(Layout element annotations)

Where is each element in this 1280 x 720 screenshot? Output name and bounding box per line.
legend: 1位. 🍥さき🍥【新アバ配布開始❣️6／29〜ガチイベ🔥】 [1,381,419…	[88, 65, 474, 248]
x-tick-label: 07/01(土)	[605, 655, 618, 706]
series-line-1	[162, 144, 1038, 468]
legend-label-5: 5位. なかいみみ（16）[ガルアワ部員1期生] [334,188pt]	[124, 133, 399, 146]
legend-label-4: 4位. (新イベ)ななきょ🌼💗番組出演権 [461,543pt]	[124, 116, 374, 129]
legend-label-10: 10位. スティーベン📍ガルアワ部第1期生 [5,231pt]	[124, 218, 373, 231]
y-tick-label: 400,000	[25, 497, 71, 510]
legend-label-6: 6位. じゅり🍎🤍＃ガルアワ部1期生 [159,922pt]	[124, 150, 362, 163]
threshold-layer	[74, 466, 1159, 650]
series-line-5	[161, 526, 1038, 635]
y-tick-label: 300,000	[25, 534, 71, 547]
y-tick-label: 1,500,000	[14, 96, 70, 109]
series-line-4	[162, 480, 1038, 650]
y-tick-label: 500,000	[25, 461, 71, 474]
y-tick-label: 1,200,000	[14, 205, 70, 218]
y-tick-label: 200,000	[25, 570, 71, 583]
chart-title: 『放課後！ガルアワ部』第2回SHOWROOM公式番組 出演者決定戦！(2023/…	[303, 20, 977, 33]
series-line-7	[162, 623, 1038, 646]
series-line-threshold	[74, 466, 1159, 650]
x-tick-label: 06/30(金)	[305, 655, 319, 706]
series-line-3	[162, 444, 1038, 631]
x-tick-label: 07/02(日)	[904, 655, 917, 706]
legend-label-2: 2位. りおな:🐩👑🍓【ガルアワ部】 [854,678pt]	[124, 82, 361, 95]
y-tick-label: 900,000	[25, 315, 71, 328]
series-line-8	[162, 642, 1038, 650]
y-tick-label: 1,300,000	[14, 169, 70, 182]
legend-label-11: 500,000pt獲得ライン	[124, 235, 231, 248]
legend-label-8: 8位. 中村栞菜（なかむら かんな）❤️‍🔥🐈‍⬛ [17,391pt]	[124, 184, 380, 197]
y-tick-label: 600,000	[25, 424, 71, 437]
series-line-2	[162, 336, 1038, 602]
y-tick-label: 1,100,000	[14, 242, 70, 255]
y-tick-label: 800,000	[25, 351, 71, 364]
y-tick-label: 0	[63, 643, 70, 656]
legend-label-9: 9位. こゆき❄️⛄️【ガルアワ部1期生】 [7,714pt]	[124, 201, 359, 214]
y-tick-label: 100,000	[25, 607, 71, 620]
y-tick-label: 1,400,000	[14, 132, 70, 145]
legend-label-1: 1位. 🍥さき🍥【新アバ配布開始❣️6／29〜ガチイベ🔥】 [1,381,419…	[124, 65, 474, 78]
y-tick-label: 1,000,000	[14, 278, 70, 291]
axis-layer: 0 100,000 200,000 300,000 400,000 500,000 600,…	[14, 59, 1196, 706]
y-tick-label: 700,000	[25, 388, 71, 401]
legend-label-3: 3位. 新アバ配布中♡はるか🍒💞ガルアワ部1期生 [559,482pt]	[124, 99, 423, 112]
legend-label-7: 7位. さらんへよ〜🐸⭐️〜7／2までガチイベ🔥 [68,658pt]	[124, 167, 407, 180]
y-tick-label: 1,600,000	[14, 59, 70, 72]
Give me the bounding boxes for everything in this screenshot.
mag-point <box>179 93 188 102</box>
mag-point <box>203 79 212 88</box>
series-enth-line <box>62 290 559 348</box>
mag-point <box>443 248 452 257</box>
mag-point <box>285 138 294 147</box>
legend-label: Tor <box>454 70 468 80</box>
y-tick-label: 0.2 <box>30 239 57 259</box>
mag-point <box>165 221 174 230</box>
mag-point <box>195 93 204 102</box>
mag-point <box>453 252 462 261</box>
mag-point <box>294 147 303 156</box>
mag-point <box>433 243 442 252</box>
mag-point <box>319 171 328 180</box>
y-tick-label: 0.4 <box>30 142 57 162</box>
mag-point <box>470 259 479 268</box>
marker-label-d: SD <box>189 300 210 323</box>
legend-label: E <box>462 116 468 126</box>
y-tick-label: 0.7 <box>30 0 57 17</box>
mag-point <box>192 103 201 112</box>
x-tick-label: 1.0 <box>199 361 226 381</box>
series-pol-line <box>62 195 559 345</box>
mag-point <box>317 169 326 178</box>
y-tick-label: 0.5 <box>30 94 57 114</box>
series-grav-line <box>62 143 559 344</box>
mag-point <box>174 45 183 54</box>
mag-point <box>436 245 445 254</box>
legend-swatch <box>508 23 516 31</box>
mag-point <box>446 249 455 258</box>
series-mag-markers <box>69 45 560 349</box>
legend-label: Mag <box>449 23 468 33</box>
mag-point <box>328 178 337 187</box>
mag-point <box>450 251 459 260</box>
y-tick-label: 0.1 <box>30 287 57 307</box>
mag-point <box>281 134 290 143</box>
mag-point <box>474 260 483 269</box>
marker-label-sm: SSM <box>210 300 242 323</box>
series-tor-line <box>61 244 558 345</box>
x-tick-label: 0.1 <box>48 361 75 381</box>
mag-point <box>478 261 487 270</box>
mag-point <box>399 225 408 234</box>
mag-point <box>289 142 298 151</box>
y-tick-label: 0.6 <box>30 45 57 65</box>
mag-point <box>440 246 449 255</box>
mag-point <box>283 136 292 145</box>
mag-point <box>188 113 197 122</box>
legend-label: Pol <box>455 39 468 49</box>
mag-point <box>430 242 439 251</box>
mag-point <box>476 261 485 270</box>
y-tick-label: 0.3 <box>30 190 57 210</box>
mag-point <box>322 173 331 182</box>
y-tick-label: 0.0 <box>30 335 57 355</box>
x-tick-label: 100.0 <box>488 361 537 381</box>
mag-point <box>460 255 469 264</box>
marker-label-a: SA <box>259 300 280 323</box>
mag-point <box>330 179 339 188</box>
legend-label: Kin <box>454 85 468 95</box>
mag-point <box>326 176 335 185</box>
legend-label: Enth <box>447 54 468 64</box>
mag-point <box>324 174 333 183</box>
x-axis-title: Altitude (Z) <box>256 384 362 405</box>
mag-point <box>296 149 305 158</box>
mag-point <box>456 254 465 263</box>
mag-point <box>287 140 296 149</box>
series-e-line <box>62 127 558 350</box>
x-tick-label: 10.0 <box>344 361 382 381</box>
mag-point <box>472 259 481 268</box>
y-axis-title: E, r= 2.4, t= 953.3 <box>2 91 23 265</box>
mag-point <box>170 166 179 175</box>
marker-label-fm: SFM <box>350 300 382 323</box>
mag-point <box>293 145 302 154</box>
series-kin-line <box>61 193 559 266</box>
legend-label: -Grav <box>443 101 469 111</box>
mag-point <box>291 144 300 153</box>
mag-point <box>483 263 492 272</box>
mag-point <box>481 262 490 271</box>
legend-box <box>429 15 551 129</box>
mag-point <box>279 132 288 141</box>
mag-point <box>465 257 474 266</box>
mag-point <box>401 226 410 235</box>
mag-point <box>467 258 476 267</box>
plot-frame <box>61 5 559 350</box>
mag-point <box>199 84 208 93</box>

• **Work required**: Reproduce the full listing above verbatim, line for line.

• **Response to the exercise**:
Where is each element in this 1280 x 720 screenshot? Output name and bounding box per line.
legend: 1位. 🍥さき🍥【新アバ配布開始❣️6／29〜ガチイベ🔥】 [1,381,419…	[88, 65, 474, 248]
x-tick-label: 07/01(土)	[605, 655, 618, 706]
series-line-1	[162, 144, 1038, 468]
legend-label-5: 5位. なかいみみ（16）[ガルアワ部員1期生] [334,188pt]	[124, 133, 399, 146]
legend-label-4: 4位. (新イベ)ななきょ🌼💗番組出演権 [461,543pt]	[124, 116, 374, 129]
legend-label-10: 10位. スティーベン📍ガルアワ部第1期生 [5,231pt]	[124, 218, 373, 231]
y-tick-label: 400,000	[25, 497, 71, 510]
legend-label-6: 6位. じゅり🍎🤍＃ガルアワ部1期生 [159,922pt]	[124, 150, 362, 163]
threshold-layer	[74, 466, 1159, 650]
series-line-5	[161, 526, 1038, 635]
y-tick-label: 300,000	[25, 534, 71, 547]
y-tick-label: 1,500,000	[14, 96, 70, 109]
series-line-4	[162, 480, 1038, 650]
y-tick-label: 500,000	[25, 461, 71, 474]
y-tick-label: 1,200,000	[14, 205, 70, 218]
y-tick-label: 200,000	[25, 570, 71, 583]
chart-title: 『放課後！ガルアワ部』第2回SHOWROOM公式番組 出演者決定戦！(2023/…	[303, 20, 977, 33]
series-line-7	[162, 623, 1038, 646]
series-line-threshold	[74, 466, 1159, 650]
x-tick-label: 06/30(金)	[305, 655, 319, 706]
series-line-3	[162, 444, 1038, 631]
x-tick-label: 07/02(日)	[904, 655, 917, 706]
legend-label-2: 2位. りおな:🐩👑🍓【ガルアワ部】 [854,678pt]	[124, 82, 361, 95]
y-tick-label: 900,000	[25, 315, 71, 328]
series-line-8	[162, 642, 1038, 650]
y-tick-label: 1,300,000	[14, 169, 70, 182]
legend-label-11: 500,000pt獲得ライン	[124, 235, 231, 248]
legend-label-8: 8位. 中村栞菜（なかむら かんな）❤️‍🔥🐈‍⬛ [17,391pt]	[124, 184, 380, 197]
y-tick-label: 600,000	[25, 424, 71, 437]
series-line-2	[162, 336, 1038, 602]
y-tick-label: 1,100,000	[14, 242, 70, 255]
y-tick-label: 800,000	[25, 351, 71, 364]
y-tick-label: 0	[63, 643, 70, 656]
legend-label-9: 9位. こゆき❄️⛄️【ガルアワ部1期生】 [7,714pt]	[124, 201, 359, 214]
y-tick-label: 100,000	[25, 607, 71, 620]
y-tick-label: 1,400,000	[14, 132, 70, 145]
legend-label-1: 1位. 🍥さき🍥【新アバ配布開始❣️6／29〜ガチイベ🔥】 [1,381,419…	[124, 65, 474, 78]
y-tick-label: 1,000,000	[14, 278, 70, 291]
axis-layer: 0 100,000 200,000 300,000 400,000 500,000 600,…	[14, 59, 1196, 706]
y-tick-label: 700,000	[25, 388, 71, 401]
legend-label-3: 3位. 新アバ配布中♡はるか🍒💞ガルアワ部1期生 [559,482pt]	[124, 99, 423, 112]
legend-label-7: 7位. さらんへよ〜🐸⭐️〜7／2までガチイベ🔥 [68,658pt]	[124, 167, 407, 180]
y-tick-label: 1,600,000	[14, 59, 70, 72]
Give me the bounding boxes for everything in this screenshot.
mag-point <box>179 93 188 102</box>
mag-point <box>203 79 212 88</box>
series-enth-line <box>62 290 559 348</box>
mag-point <box>443 248 452 257</box>
mag-point <box>285 138 294 147</box>
legend-label: Tor <box>454 70 468 80</box>
y-tick-label: 0.2 <box>30 239 57 259</box>
mag-point <box>165 221 174 230</box>
mag-point <box>195 93 204 102</box>
mag-point <box>453 252 462 261</box>
mag-point <box>294 147 303 156</box>
mag-point <box>433 243 442 252</box>
mag-point <box>319 171 328 180</box>
y-tick-label: 0.4 <box>30 142 57 162</box>
mag-point <box>470 259 479 268</box>
marker-label-d: SD <box>189 300 210 323</box>
legend-label: E <box>462 116 468 126</box>
y-tick-label: 0.7 <box>30 0 57 17</box>
mag-point <box>192 103 201 112</box>
x-tick-label: 1.0 <box>199 361 226 381</box>
series-pol-line <box>62 195 559 345</box>
mag-point <box>317 169 326 178</box>
y-tick-label: 0.5 <box>30 94 57 114</box>
series-grav-line <box>62 143 559 344</box>
mag-point <box>174 45 183 54</box>
mag-point <box>436 245 445 254</box>
legend-swatch <box>508 23 516 31</box>
mag-point <box>446 249 455 258</box>
series-mag-markers <box>69 45 560 349</box>
legend-label: Mag <box>449 23 468 33</box>
mag-point <box>328 178 337 187</box>
mag-point <box>450 251 459 260</box>
y-tick-label: 0.1 <box>30 287 57 307</box>
mag-point <box>281 134 290 143</box>
mag-point <box>474 260 483 269</box>
marker-label-sm: SSM <box>210 300 242 323</box>
series-tor-line <box>61 244 558 345</box>
x-tick-label: 0.1 <box>48 361 75 381</box>
mag-point <box>478 261 487 270</box>
mag-point <box>399 225 408 234</box>
mag-point <box>289 142 298 151</box>
y-tick-label: 0.6 <box>30 45 57 65</box>
mag-point <box>440 246 449 255</box>
mag-point <box>283 136 292 145</box>
mag-point <box>188 113 197 122</box>
legend-label: Pol <box>455 39 468 49</box>
mag-point <box>430 242 439 251</box>
mag-point <box>476 261 485 270</box>
y-tick-label: 0.3 <box>30 190 57 210</box>
mag-point <box>322 173 331 182</box>
y-tick-label: 0.0 <box>30 335 57 355</box>
x-tick-label: 100.0 <box>488 361 537 381</box>
mag-point <box>460 255 469 264</box>
marker-label-a: SA <box>259 300 280 323</box>
mag-point <box>330 179 339 188</box>
legend-label: Kin <box>454 85 468 95</box>
mag-point <box>326 176 335 185</box>
legend-label: Enth <box>447 54 468 64</box>
mag-point <box>324 174 333 183</box>
x-axis-title: Altitude (Z) <box>256 384 362 405</box>
mag-point <box>296 149 305 158</box>
mag-point <box>456 254 465 263</box>
mag-point <box>287 140 296 149</box>
series-e-line <box>62 127 558 350</box>
x-tick-label: 10.0 <box>344 361 382 381</box>
mag-point <box>472 259 481 268</box>
y-axis-title: E, r= 2.4, t= 953.3 <box>2 91 23 265</box>
mag-point <box>170 166 179 175</box>
marker-label-fm: SFM <box>350 300 382 323</box>
mag-point <box>293 145 302 154</box>
series-kin-line <box>61 193 559 266</box>
legend-label: -Grav <box>443 101 469 111</box>
mag-point <box>291 144 300 153</box>
mag-point <box>483 263 492 272</box>
mag-point <box>481 262 490 271</box>
legend-box <box>429 15 551 129</box>
mag-point <box>279 132 288 141</box>
mag-point <box>465 257 474 266</box>
mag-point <box>401 226 410 235</box>
mag-point <box>467 258 476 267</box>
plot-frame <box>61 5 559 350</box>
mag-point <box>199 84 208 93</box>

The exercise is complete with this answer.